▸ **Required work**:
Reproduce the data exactly and drop any pictures it holds.

[Dataset items]
>> start
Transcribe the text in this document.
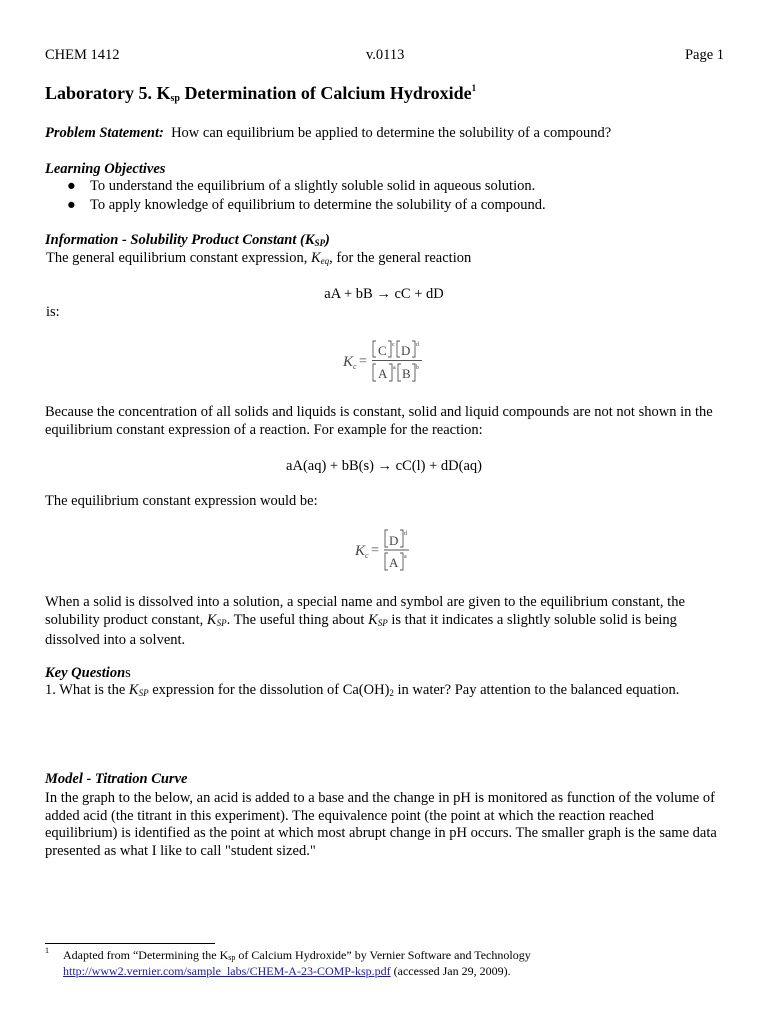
CHEM 1412	v.0113	Page 1
Laboratory 5. $K_{sp}$ Determination of Calcium Hydroxide$^1$
Problem Statement: How can equilibrium be applied to determine the solubility of a compound?
Learning Objectives
● To understand the equilibrium of a slightly soluble solid in aqueous solution.
● To apply knowledge of equilibrium to determine the solubility of a compound.
Information - Solubility Product Constant (KSP)
The general equilibrium constant expression, Keq, for the general reaction
aA + bB → cC + dD
is:
K c =
C c D d
A a B b
Because the concentration of all solids and liquids is constant, solid and liquid compounds are not not shown in the equilibrium constant expression of a reaction. For example for the reaction:
aA(aq) + bB(s) → cC(l) + dD(aq)
The equilibrium constant expression would be:
K c =
D d
A a
When a solid is dissolved into a solution, a special name and symbol are given to the equilibrium constant, the solubility product constant, KSP. The useful thing about KSP is that it indicates a slightly soluble solid is being dissolved into a solvent.
Key Questions
1. What is the KSP expression for the dissolution of Ca(OH)2 in water? Pay attention to the balanced equation.
Model - Titration Curve
In the graph to the below, an acid is added to a base and the change in pH is monitored as function of the volume of added acid (the titrant in this experiment). The equivalence point (the point at which the reaction reached equilibrium) is identified as the point at which most abrupt change in pH occurs. The smaller graph is the same data presented as what I like to call "student sized."
1 Adapted from “Determining the Ksp of Calcium Hydroxide” by Vernier Software and Technology
http://www2.vernier.com/sample_labs/CHEM-A-23-COMP-ksp.pdf (accessed Jan 29, 2009).
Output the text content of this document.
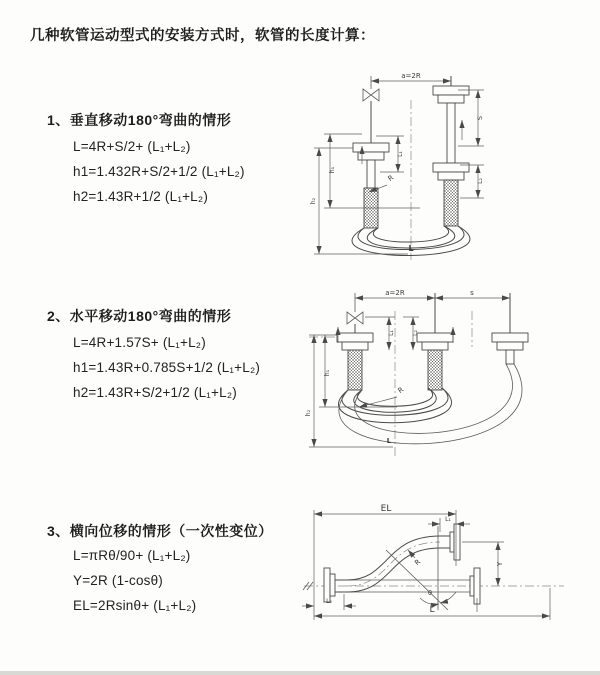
几种软管运动型式的安装方式时，软管的长度计算：
1、垂直移动180°弯曲的情形
L=4R+S/2+ (L₁+L₂)
h1=1.432R+S/2+1/2 (L₁+L₂)
h2=1.43R+1/2 (L₁+L₂)
2、水平移动180°弯曲的情形
L=4R+1.57S+ (L₁+L₂)
h1=1.43R+0.785S+1/2 (L₁+L₂)
h2=1.43R+S/2+1/2 (L₁+L₂)
3、横向位移的情形（一次性变位）
L=πRθ/90+ (L₁+L₂)
Y=2R (1-cosθ)
EL=2Rsinθ+ (L₁+L₂)
a=2R
L₁
S
L₂
h₁
h₂
R
L
a=2R	s
h₁
h₂
L₁	L₂
R
L
θ
EL
L₁
Y
L₂
L
R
>> end
▸ **Output for this exercise**:
Transcribe the text in this document.
CHEM 1412	v.0113	Page 1
Laboratory 5. $K_{sp}$ Determination of Calcium Hydroxide$^1$
Problem Statement: How can equilibrium be applied to determine the solubility of a compound?
Learning Objectives
● To understand the equilibrium of a slightly soluble solid in aqueous solution.
● To apply knowledge of equilibrium to determine the solubility of a compound.
Information - Solubility Product Constant (KSP)
The general equilibrium constant expression, Keq, for the general reaction
aA + bB → cC + dD
is:
K c =
C c D d
A a B b
Because the concentration of all solids and liquids is constant, solid and liquid compounds are not not shown in the equilibrium constant expression of a reaction. For example for the reaction:
aA(aq) + bB(s) → cC(l) + dD(aq)
The equilibrium constant expression would be:
K c =
D d
A a
When a solid is dissolved into a solution, a special name and symbol are given to the equilibrium constant, the solubility product constant, KSP. The useful thing about KSP is that it indicates a slightly soluble solid is being dissolved into a solvent.
Key Questions
1. What is the KSP expression for the dissolution of Ca(OH)2 in water? Pay attention to the balanced equation.
Model - Titration Curve
In the graph to the below, an acid is added to a base and the change in pH is monitored as function of the volume of added acid (the titrant in this experiment). The equivalence point (the point at which the reaction reached equilibrium) is identified as the point at which most abrupt change in pH occurs. The smaller graph is the same data presented as what I like to call "student sized."
1 Adapted from “Determining the Ksp of Calcium Hydroxide” by Vernier Software and Technology
http://www2.vernier.com/sample_labs/CHEM-A-23-COMP-ksp.pdf (accessed Jan 29, 2009).
Output the text content of this document.
几种软管运动型式的安装方式时，软管的长度计算：
1、垂直移动180°弯曲的情形
L=4R+S/2+ (L₁+L₂)
h1=1.432R+S/2+1/2 (L₁+L₂)
h2=1.43R+1/2 (L₁+L₂)
2、水平移动180°弯曲的情形
L=4R+1.57S+ (L₁+L₂)
h1=1.43R+0.785S+1/2 (L₁+L₂)
h2=1.43R+S/2+1/2 (L₁+L₂)
3、横向位移的情形（一次性变位）
L=πRθ/90+ (L₁+L₂)
Y=2R (1-cosθ)
EL=2Rsinθ+ (L₁+L₂)
a=2R
L₁
S
L₂
h₁
h₂
R
L
a=2R	s
h₁
h₂
L₁	L₂
R
L
θ
EL
L₁
Y
L₂
L
R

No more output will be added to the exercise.